Keep the pictures out of the copy and print all the entries below exactly.

++++ Data lines ++++

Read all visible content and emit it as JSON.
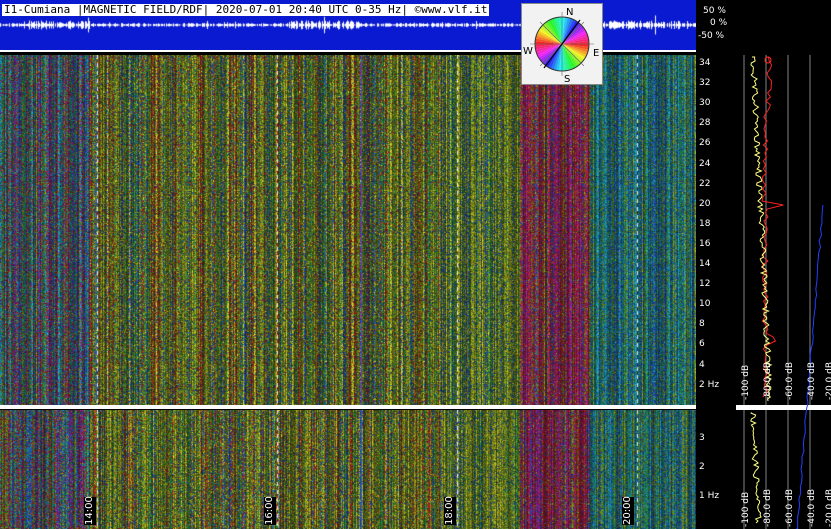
{
  "header": {
    "title": "I1-Cumiana |MAGNETIC FIELD/RDF| 2020-07-01 20:40 UTC 0-35 Hz| ©www.vlf.it"
  },
  "amplitude_scale": {
    "labels": [
      "50 %",
      "0 %",
      "-50 %"
    ]
  },
  "compass": {
    "north": "N",
    "east": "E",
    "south": "S",
    "west": "W"
  },
  "spectrogram_top": {
    "y_ticks": [
      "34",
      "32",
      "30",
      "28",
      "26",
      "24",
      "22",
      "20",
      "18",
      "16",
      "14",
      "12",
      "10",
      "8",
      "6",
      "4",
      "2 Hz"
    ],
    "y_range_hz": [
      0,
      35
    ]
  },
  "spectrogram_bottom": {
    "y_ticks": [
      "3",
      "2",
      "1 Hz"
    ],
    "y_range_hz": [
      0,
      4
    ]
  },
  "time_axis": {
    "labels": [
      "14:00",
      "16:00",
      "18:00",
      "20:00"
    ]
  },
  "profile_panel": {
    "db_labels_top": [
      "-100 dB",
      "-80.0 dB",
      "-60.0 dB",
      "-40.0 dB",
      "-20.0 dB"
    ],
    "db_labels_bottom": [
      "-100 dB",
      "-80.0 dB",
      "-60.0 dB",
      "-40.0 dB",
      "-20.0 dB"
    ]
  },
  "colors": {
    "strip_bg": "#0a1ad0",
    "profile_avg": "#ffff80",
    "profile_peak": "#ff2020",
    "profile_noise": "#2040ff"
  }
}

++++

## Task response:
Read all visible content and emit it as JSON.
{
  "header": {
    "title": "I1-Cumiana |MAGNETIC FIELD/RDF| 2020-07-01 20:40 UTC 0-35 Hz| ©www.vlf.it"
  },
  "amplitude_scale": {
    "labels": [
      "50 %",
      "0 %",
      "-50 %"
    ]
  },
  "compass": {
    "north": "N",
    "east": "E",
    "south": "S",
    "west": "W"
  },
  "spectrogram_top": {
    "y_ticks": [
      "34",
      "32",
      "30",
      "28",
      "26",
      "24",
      "22",
      "20",
      "18",
      "16",
      "14",
      "12",
      "10",
      "8",
      "6",
      "4",
      "2 Hz"
    ],
    "y_range_hz": [
      0,
      35
    ]
  },
  "spectrogram_bottom": {
    "y_ticks": [
      "3",
      "2",
      "1 Hz"
    ],
    "y_range_hz": [
      0,
      4
    ]
  },
  "time_axis": {
    "labels": [
      "14:00",
      "16:00",
      "18:00",
      "20:00"
    ]
  },
  "profile_panel": {
    "db_labels_top": [
      "-100 dB",
      "-80.0 dB",
      "-60.0 dB",
      "-40.0 dB",
      "-20.0 dB"
    ],
    "db_labels_bottom": [
      "-100 dB",
      "-80.0 dB",
      "-60.0 dB",
      "-40.0 dB",
      "-20.0 dB"
    ]
  },
  "colors": {
    "strip_bg": "#0a1ad0",
    "profile_avg": "#ffff80",
    "profile_peak": "#ff2020",
    "profile_noise": "#2040ff"
  }
}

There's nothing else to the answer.